Task description
Exactly how many lines have the word "Network"? Answer with the bare number.

Items from a data source
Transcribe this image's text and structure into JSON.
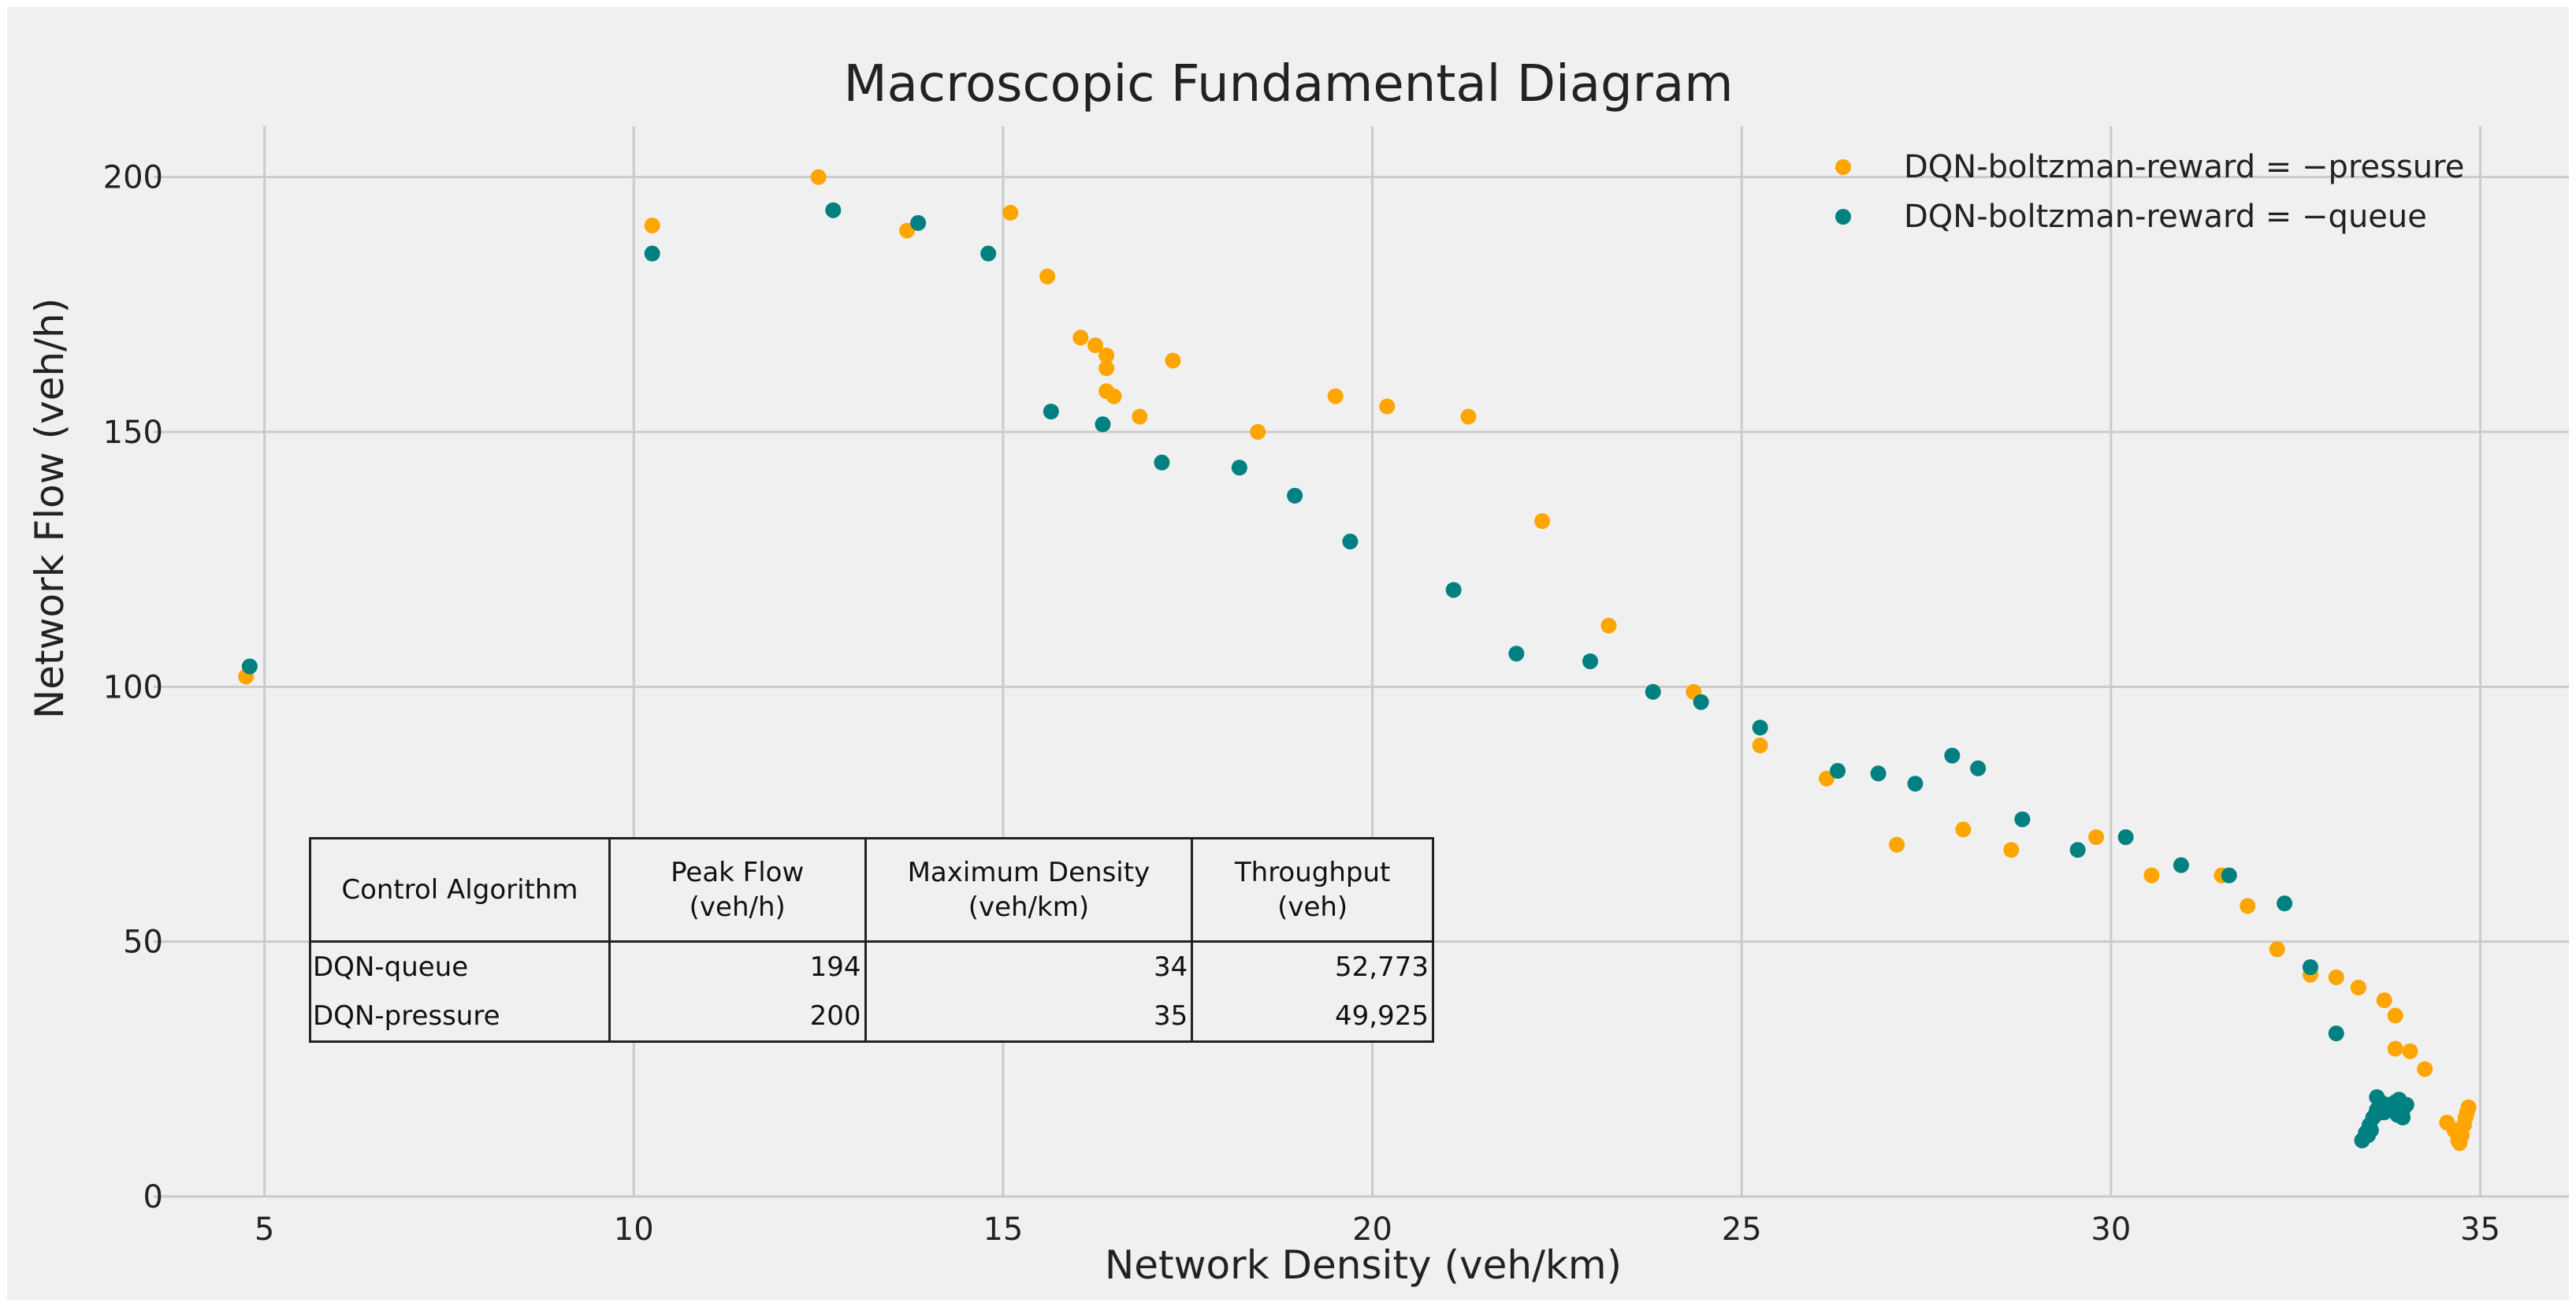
{
  "chart_data": {
    "type": "scatter",
    "title": "Macroscopic Fundamental Diagram",
    "xlabel": "Network Density (veh/km)",
    "ylabel": "Network Flow (veh/h)",
    "xlim": [
      3.5,
      36.2
    ],
    "ylim": [
      0,
      210
    ],
    "xticks": [
      5,
      10,
      15,
      20,
      25,
      30,
      35
    ],
    "yticks": [
      0,
      50,
      100,
      150,
      200
    ],
    "grid": true,
    "legend_position": "top-right",
    "series": [
      {
        "name": "DQN-boltzman-reward = −pressure",
        "color": "#FFA500",
        "points": [
          [
            4.75,
            102
          ],
          [
            10.25,
            190.5
          ],
          [
            12.5,
            200
          ],
          [
            13.7,
            189.5
          ],
          [
            15.1,
            193
          ],
          [
            15.6,
            180.5
          ],
          [
            16.05,
            168.5
          ],
          [
            16.25,
            167
          ],
          [
            16.4,
            165
          ],
          [
            16.4,
            162.5
          ],
          [
            16.4,
            158
          ],
          [
            16.5,
            157
          ],
          [
            16.85,
            153
          ],
          [
            17.3,
            164
          ],
          [
            18.45,
            150
          ],
          [
            19.5,
            157
          ],
          [
            20.2,
            155
          ],
          [
            21.3,
            153
          ],
          [
            22.3,
            132.5
          ],
          [
            23.2,
            112
          ],
          [
            24.35,
            99
          ],
          [
            25.25,
            88.5
          ],
          [
            26.15,
            82
          ],
          [
            27.1,
            69
          ],
          [
            28.0,
            72
          ],
          [
            28.65,
            68
          ],
          [
            29.8,
            70.5
          ],
          [
            30.55,
            63
          ],
          [
            31.5,
            63
          ],
          [
            31.85,
            57
          ],
          [
            32.25,
            48.5
          ],
          [
            32.7,
            43.5
          ],
          [
            33.05,
            43
          ],
          [
            33.35,
            41
          ],
          [
            33.7,
            38.5
          ],
          [
            33.85,
            35.5
          ],
          [
            33.85,
            29
          ],
          [
            34.05,
            28.5
          ],
          [
            34.25,
            25
          ],
          [
            34.55,
            14.5
          ],
          [
            34.65,
            13
          ],
          [
            34.7,
            11
          ],
          [
            34.75,
            12
          ],
          [
            34.78,
            14
          ],
          [
            34.8,
            15.5
          ],
          [
            34.82,
            16.5
          ],
          [
            34.84,
            17.5
          ],
          [
            34.68,
            12.5
          ],
          [
            34.72,
            10.5
          ]
        ]
      },
      {
        "name": "DQN-boltzman-reward = −queue",
        "color": "#008080",
        "points": [
          [
            4.8,
            104
          ],
          [
            10.25,
            185
          ],
          [
            12.7,
            193.5
          ],
          [
            13.85,
            191
          ],
          [
            14.8,
            185
          ],
          [
            15.65,
            154
          ],
          [
            16.35,
            151.5
          ],
          [
            17.15,
            144
          ],
          [
            18.2,
            143
          ],
          [
            18.95,
            137.5
          ],
          [
            19.7,
            128.5
          ],
          [
            21.1,
            119
          ],
          [
            21.95,
            106.5
          ],
          [
            22.95,
            105
          ],
          [
            23.8,
            99
          ],
          [
            24.45,
            97
          ],
          [
            25.25,
            92
          ],
          [
            26.3,
            83.5
          ],
          [
            26.85,
            83
          ],
          [
            27.35,
            81
          ],
          [
            27.85,
            86.5
          ],
          [
            28.2,
            84
          ],
          [
            28.8,
            74
          ],
          [
            29.55,
            68
          ],
          [
            30.2,
            70.5
          ],
          [
            30.95,
            65
          ],
          [
            31.6,
            63
          ],
          [
            32.35,
            57.5
          ],
          [
            32.7,
            45
          ],
          [
            33.05,
            32
          ],
          [
            33.4,
            11
          ],
          [
            33.45,
            12.5
          ],
          [
            33.5,
            14
          ],
          [
            33.55,
            15.5
          ],
          [
            33.6,
            17
          ],
          [
            33.6,
            19.5
          ],
          [
            33.7,
            16.5
          ],
          [
            33.75,
            18
          ],
          [
            33.8,
            17.5
          ],
          [
            33.85,
            18.5
          ],
          [
            33.9,
            19
          ],
          [
            33.95,
            17
          ],
          [
            33.95,
            15.5
          ],
          [
            34.0,
            18
          ],
          [
            33.65,
            18.5
          ],
          [
            33.48,
            12
          ],
          [
            33.52,
            13
          ],
          [
            33.58,
            16
          ],
          [
            33.88,
            16
          ]
        ]
      }
    ]
  },
  "table": {
    "headers": [
      [
        "Control Algorithm"
      ],
      [
        "Peak Flow",
        "(veh/h)"
      ],
      [
        "Maximum Density",
        "(veh/km)"
      ],
      [
        "Throughput",
        "(veh)"
      ]
    ],
    "rows": [
      [
        "DQN-queue",
        "194",
        "34",
        "52,773"
      ],
      [
        "DQN-pressure",
        "200",
        "35",
        "49,925"
      ]
    ]
  },
  "colors": {
    "background": "#f0f0f0",
    "grid": "#cbcbcb",
    "axis_text": "#222222"
  }
}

Solution to this task
2